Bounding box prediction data

((

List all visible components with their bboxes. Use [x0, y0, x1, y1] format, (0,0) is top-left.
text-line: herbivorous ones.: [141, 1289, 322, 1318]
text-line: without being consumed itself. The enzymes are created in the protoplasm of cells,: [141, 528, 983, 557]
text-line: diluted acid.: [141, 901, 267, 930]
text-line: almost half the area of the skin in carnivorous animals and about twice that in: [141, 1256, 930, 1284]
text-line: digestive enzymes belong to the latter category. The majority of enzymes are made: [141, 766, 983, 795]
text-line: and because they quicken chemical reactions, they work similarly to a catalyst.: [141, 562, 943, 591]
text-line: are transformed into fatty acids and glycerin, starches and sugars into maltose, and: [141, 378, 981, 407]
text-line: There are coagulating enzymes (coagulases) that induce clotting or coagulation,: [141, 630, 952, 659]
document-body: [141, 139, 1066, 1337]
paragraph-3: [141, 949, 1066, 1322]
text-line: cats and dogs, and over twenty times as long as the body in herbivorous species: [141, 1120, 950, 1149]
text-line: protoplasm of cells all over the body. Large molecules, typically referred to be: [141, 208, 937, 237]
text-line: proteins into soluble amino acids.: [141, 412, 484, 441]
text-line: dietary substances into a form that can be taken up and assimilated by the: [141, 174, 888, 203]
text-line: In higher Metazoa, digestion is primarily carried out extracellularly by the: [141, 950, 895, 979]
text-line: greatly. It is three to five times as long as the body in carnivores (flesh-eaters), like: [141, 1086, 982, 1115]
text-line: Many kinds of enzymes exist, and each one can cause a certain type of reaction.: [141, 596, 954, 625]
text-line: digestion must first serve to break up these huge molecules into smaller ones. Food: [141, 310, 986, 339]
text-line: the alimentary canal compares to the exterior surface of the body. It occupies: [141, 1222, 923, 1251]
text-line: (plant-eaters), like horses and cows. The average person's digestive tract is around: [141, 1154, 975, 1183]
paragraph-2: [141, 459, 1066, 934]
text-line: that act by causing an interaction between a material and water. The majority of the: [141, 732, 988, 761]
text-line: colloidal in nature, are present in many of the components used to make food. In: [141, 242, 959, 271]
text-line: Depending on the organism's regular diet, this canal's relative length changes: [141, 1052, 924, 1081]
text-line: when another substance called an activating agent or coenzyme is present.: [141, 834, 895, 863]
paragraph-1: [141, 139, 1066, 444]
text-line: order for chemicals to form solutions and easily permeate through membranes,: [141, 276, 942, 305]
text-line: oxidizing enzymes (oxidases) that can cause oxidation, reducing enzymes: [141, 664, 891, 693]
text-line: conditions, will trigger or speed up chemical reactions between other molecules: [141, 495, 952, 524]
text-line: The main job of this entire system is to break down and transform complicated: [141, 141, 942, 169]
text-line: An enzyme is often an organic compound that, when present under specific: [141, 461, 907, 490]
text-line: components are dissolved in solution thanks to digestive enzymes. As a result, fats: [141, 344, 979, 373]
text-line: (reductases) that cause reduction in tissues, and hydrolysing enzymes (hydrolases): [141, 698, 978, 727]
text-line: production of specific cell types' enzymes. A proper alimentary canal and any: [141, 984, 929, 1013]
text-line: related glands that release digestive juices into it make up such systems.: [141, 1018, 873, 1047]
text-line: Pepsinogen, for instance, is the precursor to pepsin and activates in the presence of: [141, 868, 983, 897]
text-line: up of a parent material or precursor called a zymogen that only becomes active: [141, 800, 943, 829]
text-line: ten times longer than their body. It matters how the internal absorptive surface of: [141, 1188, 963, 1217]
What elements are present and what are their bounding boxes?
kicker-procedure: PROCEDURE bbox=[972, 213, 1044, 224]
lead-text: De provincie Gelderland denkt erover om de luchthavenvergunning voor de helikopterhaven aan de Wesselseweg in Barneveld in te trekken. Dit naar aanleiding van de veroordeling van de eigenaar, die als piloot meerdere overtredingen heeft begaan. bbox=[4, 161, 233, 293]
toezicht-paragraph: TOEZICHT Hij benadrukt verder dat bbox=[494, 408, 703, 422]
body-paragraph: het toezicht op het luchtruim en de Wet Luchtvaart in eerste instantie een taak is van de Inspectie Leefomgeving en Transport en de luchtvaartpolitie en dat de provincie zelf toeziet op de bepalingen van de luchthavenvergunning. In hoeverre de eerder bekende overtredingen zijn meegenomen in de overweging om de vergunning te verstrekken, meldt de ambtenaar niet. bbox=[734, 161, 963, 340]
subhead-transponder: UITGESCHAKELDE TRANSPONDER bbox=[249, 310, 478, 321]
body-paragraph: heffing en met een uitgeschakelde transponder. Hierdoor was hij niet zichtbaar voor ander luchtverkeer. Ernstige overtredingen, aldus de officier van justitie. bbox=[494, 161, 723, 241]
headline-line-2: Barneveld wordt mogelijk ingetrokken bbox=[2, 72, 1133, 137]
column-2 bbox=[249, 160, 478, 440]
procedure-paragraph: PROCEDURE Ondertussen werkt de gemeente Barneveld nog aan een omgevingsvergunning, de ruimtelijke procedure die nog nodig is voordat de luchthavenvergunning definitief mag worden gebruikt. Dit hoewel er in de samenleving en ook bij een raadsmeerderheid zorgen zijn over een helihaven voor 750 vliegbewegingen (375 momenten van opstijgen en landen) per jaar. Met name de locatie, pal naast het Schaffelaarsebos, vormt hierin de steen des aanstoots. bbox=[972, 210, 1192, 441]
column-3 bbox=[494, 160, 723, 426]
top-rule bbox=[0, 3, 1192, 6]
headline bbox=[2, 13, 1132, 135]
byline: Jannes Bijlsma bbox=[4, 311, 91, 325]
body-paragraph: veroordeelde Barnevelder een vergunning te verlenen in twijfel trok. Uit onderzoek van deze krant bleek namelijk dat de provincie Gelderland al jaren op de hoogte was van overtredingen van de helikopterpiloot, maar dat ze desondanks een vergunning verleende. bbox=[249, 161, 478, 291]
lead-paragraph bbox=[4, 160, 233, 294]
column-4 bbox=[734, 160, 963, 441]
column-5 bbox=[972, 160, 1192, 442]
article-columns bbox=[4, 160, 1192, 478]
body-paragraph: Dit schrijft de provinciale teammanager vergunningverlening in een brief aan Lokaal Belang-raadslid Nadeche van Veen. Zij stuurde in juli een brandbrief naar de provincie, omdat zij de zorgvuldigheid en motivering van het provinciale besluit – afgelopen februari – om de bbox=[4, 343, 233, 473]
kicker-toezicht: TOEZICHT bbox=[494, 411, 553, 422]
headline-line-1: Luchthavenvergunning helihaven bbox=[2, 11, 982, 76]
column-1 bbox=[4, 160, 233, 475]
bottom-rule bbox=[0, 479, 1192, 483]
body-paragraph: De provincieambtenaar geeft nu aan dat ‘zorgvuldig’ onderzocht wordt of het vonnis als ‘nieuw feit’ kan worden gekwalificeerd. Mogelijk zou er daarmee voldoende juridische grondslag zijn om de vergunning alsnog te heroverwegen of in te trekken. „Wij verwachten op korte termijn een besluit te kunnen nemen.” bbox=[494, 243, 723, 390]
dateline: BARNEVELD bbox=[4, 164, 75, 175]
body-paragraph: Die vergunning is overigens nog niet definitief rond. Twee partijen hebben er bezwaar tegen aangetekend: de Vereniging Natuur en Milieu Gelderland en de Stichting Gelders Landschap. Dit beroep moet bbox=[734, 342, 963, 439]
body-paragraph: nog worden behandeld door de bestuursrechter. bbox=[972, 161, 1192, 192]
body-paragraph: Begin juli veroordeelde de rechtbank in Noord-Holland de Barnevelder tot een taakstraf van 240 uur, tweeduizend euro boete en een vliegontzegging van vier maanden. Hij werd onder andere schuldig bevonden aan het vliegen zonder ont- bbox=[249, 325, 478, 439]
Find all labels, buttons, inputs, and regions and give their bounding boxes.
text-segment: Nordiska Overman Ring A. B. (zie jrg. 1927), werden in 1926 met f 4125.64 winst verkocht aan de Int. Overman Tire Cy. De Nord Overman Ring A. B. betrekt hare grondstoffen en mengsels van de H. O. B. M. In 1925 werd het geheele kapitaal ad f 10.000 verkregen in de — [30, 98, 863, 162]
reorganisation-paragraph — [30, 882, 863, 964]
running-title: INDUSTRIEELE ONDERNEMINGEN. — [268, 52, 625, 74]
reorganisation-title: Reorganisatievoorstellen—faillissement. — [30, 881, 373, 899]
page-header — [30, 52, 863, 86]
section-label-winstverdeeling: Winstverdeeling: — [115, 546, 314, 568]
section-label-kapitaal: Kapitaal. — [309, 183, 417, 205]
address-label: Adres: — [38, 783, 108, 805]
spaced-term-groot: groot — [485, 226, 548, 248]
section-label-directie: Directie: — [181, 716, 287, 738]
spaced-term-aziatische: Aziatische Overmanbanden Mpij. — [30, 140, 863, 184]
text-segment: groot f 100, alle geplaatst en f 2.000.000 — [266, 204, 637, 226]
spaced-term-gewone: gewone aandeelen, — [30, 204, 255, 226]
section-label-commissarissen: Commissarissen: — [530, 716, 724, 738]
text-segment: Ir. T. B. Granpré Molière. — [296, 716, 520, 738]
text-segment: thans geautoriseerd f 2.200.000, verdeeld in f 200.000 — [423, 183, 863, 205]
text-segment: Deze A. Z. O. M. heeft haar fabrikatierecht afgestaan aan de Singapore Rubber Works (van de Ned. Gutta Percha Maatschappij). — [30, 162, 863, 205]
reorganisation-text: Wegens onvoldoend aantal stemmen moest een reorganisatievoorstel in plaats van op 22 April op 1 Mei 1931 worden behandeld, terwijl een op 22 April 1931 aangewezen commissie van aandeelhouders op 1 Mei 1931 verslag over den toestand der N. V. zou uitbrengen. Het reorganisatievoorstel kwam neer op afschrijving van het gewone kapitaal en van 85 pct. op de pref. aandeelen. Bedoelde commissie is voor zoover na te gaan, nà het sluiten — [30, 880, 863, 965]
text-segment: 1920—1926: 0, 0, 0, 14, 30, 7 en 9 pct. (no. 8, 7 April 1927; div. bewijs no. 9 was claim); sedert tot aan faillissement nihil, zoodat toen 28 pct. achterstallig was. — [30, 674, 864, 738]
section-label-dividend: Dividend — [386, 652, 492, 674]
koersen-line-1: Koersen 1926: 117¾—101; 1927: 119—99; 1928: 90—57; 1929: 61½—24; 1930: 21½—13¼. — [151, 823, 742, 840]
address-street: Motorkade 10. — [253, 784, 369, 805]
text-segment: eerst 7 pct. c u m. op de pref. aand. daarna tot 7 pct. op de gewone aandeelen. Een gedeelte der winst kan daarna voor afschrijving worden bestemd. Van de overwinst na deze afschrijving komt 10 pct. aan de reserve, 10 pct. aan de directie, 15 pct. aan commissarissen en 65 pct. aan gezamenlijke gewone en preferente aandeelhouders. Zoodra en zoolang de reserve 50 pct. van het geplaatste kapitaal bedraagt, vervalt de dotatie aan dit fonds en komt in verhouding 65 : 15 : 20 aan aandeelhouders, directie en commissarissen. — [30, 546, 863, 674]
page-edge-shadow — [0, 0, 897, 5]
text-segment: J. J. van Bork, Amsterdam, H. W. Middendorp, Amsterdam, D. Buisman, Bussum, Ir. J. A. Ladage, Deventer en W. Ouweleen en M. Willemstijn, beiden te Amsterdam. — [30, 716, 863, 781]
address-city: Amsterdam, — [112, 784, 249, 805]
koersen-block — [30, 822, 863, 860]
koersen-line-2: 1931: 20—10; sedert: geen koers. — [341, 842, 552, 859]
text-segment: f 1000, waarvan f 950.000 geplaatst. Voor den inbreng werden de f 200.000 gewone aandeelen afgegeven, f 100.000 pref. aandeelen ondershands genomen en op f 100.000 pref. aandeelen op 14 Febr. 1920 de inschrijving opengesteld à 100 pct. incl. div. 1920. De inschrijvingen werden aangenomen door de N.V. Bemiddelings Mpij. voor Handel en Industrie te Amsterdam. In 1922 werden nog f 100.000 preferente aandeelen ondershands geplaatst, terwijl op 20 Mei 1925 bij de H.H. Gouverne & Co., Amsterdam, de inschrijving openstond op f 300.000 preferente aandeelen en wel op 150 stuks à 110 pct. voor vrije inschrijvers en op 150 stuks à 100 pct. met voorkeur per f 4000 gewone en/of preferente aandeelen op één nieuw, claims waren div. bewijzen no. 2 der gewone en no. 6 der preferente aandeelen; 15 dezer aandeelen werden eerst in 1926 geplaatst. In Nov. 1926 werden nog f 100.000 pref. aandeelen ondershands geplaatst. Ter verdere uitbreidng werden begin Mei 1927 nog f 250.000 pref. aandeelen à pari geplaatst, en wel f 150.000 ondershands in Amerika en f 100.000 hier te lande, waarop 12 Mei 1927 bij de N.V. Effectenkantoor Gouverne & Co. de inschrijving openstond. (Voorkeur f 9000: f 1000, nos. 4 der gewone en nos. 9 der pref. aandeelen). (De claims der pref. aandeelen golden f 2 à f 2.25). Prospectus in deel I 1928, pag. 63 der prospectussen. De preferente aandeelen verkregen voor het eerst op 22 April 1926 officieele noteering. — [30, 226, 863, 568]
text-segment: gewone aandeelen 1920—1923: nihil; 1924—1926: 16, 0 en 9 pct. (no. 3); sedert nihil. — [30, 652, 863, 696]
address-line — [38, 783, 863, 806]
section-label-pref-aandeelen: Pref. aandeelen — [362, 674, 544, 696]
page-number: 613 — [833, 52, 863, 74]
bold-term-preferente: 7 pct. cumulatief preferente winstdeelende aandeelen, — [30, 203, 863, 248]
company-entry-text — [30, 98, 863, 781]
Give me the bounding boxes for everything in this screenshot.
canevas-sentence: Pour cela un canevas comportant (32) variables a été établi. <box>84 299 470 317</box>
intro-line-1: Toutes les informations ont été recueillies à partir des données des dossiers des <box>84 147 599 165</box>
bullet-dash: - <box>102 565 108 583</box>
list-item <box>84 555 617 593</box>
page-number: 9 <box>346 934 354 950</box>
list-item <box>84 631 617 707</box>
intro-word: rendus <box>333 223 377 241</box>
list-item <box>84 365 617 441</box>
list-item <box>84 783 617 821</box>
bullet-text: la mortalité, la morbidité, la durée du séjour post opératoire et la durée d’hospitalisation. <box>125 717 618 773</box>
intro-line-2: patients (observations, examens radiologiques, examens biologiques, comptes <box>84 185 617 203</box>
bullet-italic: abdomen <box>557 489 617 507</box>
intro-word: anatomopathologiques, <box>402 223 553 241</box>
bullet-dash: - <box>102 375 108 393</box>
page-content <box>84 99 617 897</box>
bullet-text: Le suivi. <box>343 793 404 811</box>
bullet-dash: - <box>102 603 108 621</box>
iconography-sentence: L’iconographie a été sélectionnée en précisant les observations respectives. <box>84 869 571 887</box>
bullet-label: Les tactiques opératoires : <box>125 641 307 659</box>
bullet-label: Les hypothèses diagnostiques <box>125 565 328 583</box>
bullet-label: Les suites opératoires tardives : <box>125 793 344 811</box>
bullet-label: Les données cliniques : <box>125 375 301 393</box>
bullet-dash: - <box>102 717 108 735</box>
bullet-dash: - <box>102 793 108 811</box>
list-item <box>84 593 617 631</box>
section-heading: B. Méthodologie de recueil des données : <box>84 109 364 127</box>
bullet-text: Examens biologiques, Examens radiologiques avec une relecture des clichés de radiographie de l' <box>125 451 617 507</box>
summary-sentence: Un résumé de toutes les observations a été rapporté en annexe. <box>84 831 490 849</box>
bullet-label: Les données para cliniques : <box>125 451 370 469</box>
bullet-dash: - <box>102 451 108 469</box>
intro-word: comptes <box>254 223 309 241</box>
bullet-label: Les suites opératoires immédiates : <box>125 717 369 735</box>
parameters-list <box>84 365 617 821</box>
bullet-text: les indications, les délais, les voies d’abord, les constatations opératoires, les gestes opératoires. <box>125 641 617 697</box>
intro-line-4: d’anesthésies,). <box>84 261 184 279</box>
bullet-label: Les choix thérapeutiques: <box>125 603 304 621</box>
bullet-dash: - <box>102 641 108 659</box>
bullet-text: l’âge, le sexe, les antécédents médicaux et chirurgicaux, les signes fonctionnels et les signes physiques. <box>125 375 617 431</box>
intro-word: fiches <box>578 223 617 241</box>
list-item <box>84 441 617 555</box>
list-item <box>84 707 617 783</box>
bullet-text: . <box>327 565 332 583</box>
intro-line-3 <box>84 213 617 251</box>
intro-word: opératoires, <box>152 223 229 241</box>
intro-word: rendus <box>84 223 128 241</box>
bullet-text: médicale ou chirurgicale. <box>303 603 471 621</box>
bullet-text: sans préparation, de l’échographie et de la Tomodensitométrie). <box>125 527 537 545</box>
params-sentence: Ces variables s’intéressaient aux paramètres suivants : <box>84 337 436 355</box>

))

* _Your task_
Find "koersen" in the preceding records. Copy each line that holds it.

* _Answer to this task_
koersen-line-1: Koersen 1926: 117¾—101; 1927: 119—99; 1928: 90—57; 1929: 61½—24; 1930: 21½—13¼. — [151, 823, 742, 840]
koersen-block — [30, 822, 863, 860]
koersen-line-2: 1931: 20—10; sedert: geen koers. — [341, 842, 552, 859]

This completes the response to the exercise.